■ **Goal**:
Identify each line holding the string "structured" and copy it.

■ **Material provided**:
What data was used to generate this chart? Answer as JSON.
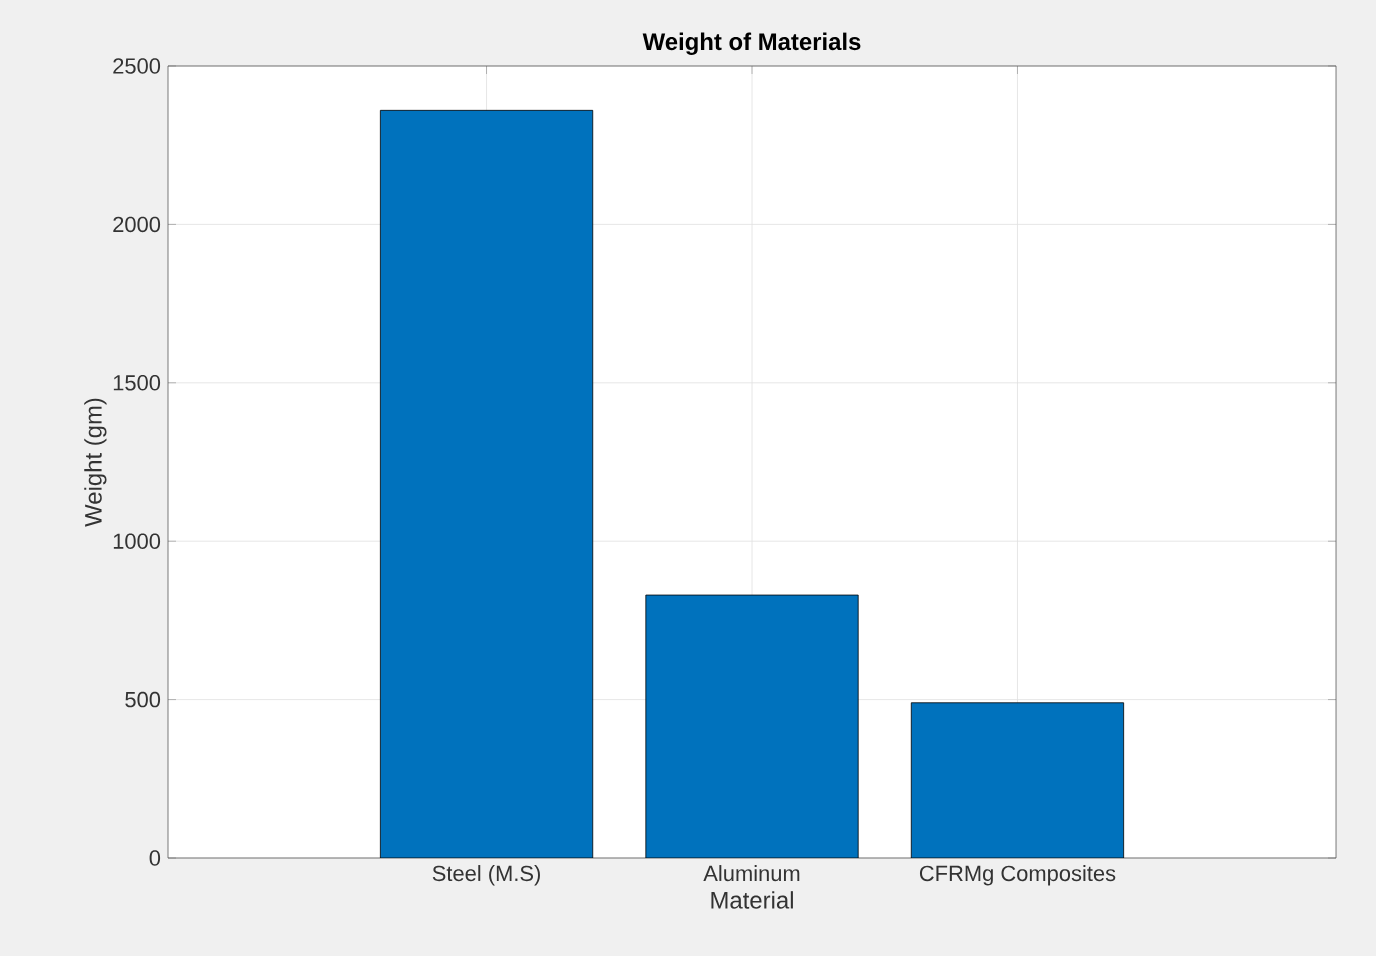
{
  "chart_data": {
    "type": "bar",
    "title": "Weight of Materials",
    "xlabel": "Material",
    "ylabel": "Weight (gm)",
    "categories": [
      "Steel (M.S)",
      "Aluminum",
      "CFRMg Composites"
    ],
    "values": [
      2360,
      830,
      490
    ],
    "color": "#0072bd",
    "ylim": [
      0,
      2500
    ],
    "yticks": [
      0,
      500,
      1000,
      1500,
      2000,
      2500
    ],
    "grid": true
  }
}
==
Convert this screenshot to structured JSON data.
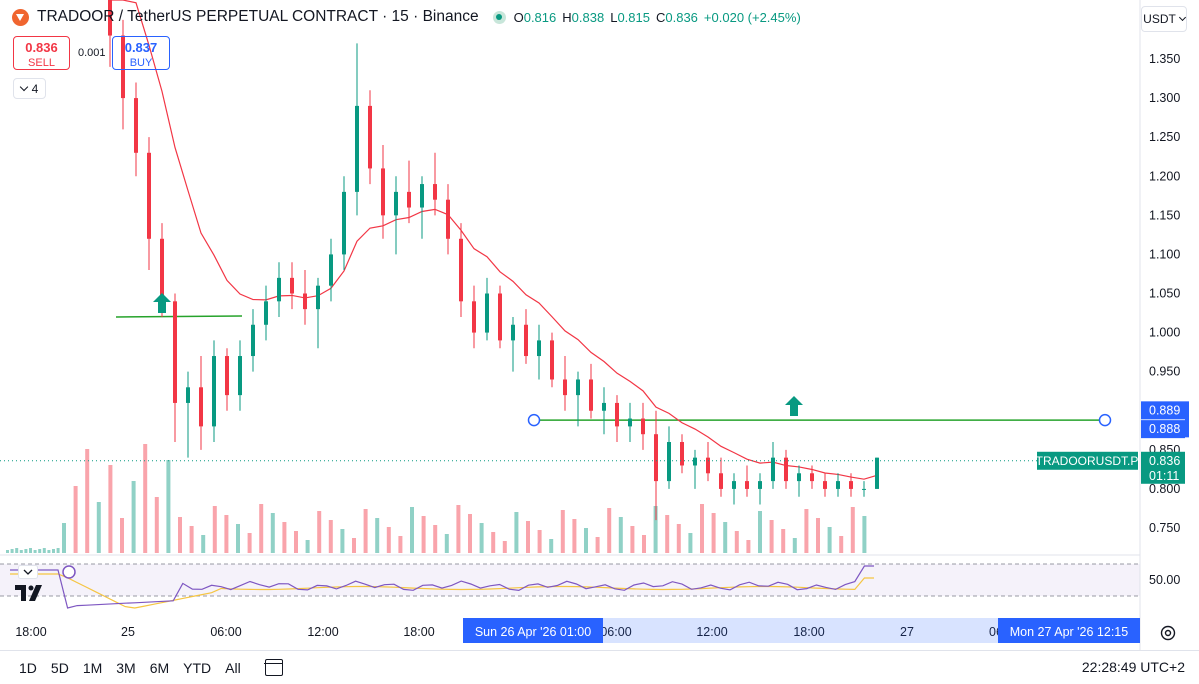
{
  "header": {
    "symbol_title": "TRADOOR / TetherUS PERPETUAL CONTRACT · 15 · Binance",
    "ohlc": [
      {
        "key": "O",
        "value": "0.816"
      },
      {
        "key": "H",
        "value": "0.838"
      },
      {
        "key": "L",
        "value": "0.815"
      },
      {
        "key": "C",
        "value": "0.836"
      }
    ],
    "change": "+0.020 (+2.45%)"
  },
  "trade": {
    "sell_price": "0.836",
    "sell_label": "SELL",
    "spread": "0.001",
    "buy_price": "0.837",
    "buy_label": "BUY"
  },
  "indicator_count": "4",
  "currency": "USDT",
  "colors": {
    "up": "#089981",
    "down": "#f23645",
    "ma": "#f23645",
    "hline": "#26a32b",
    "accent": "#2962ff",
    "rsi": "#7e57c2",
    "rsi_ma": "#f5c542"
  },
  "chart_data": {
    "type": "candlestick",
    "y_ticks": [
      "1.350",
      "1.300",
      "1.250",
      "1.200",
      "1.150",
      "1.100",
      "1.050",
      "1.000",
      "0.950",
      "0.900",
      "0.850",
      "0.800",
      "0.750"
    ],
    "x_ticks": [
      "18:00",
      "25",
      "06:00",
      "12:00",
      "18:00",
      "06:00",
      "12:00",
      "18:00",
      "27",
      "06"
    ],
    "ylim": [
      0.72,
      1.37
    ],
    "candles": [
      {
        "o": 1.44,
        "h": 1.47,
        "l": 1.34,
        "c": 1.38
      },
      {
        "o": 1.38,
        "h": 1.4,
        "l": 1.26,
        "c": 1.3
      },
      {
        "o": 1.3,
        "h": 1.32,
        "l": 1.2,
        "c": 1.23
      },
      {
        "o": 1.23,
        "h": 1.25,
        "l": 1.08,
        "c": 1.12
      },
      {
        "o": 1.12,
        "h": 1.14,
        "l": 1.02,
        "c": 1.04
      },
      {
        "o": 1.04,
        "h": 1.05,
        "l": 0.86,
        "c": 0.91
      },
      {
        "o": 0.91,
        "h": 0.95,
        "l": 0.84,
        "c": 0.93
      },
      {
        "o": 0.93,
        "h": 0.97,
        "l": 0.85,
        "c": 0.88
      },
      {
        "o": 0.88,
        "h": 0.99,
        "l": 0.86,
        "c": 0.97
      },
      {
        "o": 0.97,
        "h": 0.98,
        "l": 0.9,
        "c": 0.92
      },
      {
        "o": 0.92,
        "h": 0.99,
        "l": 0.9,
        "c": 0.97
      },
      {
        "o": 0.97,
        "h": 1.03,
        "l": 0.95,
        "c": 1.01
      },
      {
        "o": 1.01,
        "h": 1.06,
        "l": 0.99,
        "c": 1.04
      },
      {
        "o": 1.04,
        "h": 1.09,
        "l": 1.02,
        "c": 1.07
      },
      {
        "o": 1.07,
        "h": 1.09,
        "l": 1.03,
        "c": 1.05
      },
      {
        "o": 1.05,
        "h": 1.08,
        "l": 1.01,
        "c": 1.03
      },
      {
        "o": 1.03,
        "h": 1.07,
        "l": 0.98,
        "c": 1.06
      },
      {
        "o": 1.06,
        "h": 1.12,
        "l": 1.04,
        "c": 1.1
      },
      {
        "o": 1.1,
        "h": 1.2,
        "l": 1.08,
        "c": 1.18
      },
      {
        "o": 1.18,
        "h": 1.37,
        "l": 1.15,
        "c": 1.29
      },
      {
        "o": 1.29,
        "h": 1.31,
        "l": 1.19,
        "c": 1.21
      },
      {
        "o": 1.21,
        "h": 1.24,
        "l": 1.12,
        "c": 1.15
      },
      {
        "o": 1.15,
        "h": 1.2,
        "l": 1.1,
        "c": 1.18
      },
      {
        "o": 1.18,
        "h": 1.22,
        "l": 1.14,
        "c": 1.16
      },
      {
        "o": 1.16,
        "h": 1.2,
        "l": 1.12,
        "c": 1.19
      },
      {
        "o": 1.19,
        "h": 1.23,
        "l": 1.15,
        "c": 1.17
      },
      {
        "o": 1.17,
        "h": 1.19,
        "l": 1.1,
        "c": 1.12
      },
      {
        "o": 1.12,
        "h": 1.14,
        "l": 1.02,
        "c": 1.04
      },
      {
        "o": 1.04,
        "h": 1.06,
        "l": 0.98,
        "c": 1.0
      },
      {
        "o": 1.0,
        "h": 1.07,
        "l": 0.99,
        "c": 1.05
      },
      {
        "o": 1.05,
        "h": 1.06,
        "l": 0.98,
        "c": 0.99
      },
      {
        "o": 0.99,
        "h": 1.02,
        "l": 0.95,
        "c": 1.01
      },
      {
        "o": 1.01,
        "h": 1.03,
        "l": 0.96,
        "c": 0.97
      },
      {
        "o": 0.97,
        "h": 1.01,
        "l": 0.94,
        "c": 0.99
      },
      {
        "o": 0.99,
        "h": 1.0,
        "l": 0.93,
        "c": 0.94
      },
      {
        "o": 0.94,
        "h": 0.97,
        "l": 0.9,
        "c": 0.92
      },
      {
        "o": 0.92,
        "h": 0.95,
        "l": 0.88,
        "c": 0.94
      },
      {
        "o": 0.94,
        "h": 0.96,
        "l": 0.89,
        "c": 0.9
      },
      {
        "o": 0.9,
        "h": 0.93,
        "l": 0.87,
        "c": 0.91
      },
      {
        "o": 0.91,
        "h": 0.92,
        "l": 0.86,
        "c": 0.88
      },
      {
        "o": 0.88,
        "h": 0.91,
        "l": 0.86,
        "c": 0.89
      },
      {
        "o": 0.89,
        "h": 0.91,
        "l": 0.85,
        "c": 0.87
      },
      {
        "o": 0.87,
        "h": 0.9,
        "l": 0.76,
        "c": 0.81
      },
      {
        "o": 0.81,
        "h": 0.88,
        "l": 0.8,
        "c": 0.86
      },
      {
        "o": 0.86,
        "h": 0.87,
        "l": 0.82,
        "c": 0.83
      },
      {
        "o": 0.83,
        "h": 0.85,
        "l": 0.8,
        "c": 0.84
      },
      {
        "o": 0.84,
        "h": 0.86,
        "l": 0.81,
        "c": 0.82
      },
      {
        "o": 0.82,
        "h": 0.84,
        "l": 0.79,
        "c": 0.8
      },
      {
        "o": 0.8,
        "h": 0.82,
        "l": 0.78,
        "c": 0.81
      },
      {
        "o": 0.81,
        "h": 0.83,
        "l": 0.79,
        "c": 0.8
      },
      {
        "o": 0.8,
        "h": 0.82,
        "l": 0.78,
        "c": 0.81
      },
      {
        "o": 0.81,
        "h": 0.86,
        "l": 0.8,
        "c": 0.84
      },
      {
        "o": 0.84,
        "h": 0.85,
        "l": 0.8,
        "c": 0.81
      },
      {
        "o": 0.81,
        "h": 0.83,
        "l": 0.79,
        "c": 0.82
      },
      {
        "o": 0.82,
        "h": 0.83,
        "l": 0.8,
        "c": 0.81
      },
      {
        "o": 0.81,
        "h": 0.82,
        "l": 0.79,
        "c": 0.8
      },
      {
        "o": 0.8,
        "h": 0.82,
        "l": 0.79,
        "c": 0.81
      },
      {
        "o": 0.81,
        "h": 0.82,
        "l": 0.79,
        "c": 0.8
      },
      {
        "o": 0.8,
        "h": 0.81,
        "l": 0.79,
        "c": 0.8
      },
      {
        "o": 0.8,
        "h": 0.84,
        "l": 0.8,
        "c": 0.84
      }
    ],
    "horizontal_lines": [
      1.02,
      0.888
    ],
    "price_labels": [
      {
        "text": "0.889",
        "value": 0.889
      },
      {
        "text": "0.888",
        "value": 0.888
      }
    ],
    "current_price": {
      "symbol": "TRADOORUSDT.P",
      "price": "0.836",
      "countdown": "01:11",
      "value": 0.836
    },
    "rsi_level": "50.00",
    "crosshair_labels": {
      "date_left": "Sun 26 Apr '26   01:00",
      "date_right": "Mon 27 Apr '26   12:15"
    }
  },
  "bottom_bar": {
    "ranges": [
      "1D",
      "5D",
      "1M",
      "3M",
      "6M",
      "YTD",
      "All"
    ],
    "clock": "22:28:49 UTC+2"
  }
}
--
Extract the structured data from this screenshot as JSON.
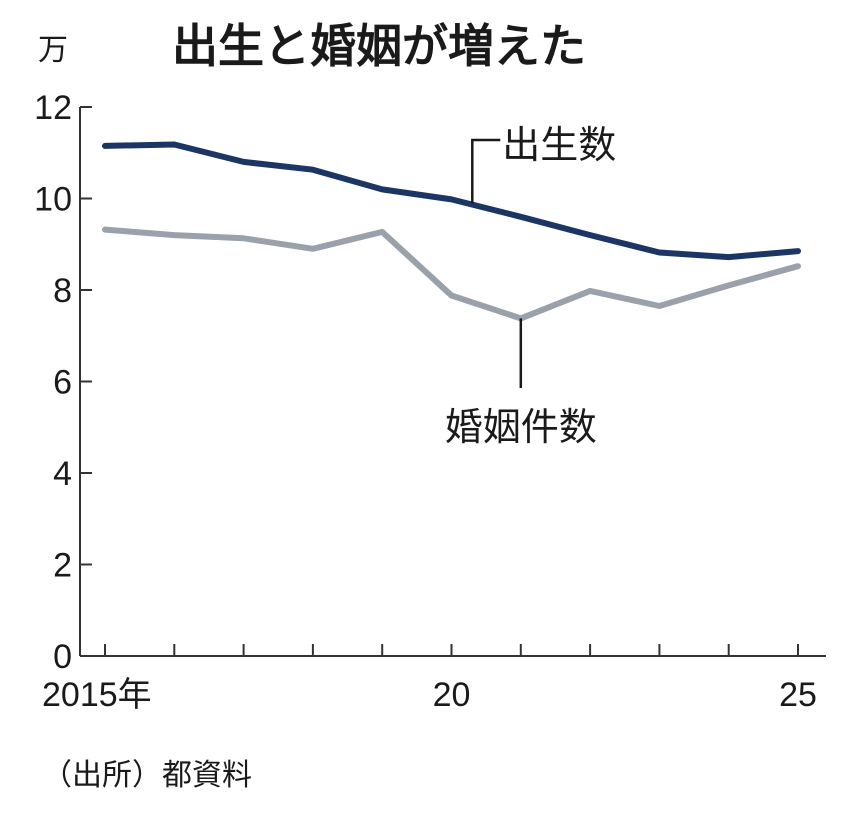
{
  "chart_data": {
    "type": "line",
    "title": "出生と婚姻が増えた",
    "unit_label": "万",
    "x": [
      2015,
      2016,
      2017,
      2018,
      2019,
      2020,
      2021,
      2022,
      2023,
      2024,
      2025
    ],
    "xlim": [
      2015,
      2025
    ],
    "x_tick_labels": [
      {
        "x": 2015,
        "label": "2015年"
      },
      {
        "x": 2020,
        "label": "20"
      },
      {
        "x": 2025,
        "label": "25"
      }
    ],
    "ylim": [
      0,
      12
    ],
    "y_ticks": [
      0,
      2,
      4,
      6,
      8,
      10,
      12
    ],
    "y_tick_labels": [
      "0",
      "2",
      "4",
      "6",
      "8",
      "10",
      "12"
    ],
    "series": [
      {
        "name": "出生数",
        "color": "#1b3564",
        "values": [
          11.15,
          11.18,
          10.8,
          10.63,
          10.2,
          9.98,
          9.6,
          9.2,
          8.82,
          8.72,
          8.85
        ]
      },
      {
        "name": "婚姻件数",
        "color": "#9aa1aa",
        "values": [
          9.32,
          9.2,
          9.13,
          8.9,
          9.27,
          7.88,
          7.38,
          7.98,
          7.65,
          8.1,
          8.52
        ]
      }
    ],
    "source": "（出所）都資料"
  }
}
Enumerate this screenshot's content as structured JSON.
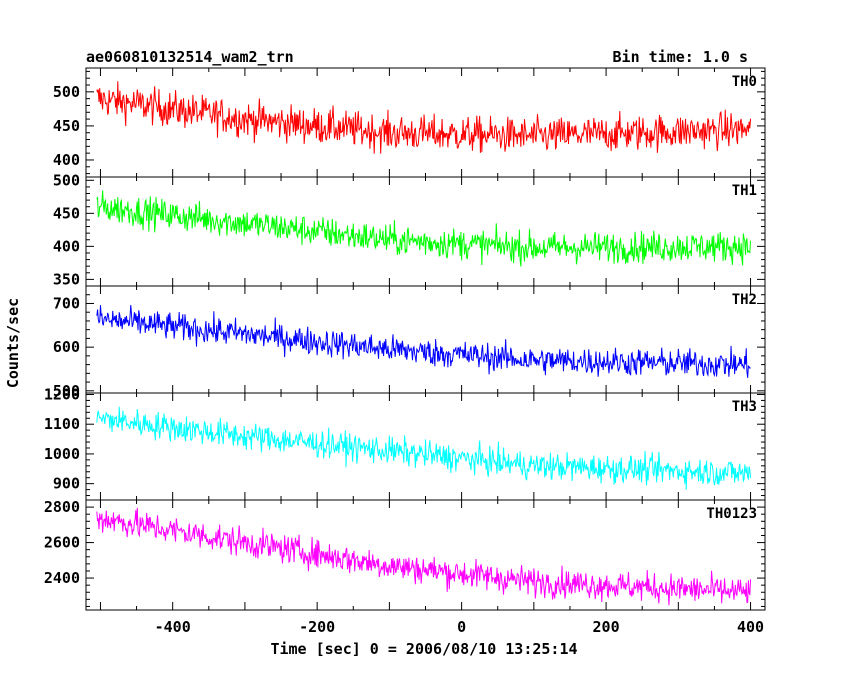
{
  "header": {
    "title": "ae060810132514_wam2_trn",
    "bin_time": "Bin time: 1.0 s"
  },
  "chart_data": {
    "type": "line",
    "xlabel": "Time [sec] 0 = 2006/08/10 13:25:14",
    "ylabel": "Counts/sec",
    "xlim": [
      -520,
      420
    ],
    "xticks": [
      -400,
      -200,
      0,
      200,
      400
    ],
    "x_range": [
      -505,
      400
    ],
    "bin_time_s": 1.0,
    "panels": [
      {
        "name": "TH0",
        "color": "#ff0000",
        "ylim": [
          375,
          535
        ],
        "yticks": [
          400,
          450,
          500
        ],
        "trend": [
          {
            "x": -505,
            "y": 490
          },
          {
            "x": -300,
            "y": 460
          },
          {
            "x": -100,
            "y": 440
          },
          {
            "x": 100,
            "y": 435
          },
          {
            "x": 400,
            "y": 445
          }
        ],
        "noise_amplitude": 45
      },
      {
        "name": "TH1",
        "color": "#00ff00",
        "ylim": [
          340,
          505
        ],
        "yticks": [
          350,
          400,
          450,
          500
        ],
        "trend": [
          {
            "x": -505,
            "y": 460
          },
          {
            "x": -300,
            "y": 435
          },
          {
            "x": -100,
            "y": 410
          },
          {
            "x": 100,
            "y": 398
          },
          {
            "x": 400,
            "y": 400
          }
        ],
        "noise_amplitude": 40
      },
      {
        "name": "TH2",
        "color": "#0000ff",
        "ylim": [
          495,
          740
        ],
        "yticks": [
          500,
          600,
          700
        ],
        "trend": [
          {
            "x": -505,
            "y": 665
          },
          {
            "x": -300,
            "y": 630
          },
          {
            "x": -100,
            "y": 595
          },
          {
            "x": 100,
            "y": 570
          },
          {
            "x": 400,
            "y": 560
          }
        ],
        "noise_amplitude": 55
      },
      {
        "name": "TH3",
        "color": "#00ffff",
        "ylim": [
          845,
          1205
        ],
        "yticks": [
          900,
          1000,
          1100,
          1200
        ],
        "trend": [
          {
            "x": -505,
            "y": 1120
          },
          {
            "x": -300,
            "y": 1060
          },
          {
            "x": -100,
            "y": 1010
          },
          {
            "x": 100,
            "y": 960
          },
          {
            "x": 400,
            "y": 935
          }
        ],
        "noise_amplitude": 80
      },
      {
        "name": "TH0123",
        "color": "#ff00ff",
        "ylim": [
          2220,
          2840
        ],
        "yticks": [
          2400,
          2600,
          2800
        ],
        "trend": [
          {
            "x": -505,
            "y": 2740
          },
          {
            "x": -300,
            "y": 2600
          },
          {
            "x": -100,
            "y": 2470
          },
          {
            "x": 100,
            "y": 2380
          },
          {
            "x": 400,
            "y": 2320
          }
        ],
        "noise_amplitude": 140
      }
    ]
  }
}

■ **Output**:
Convert this screenshot to structured JSON data.
Extract the structured data from this screenshot as JSON.
Enumerate this screenshot's content as structured JSON.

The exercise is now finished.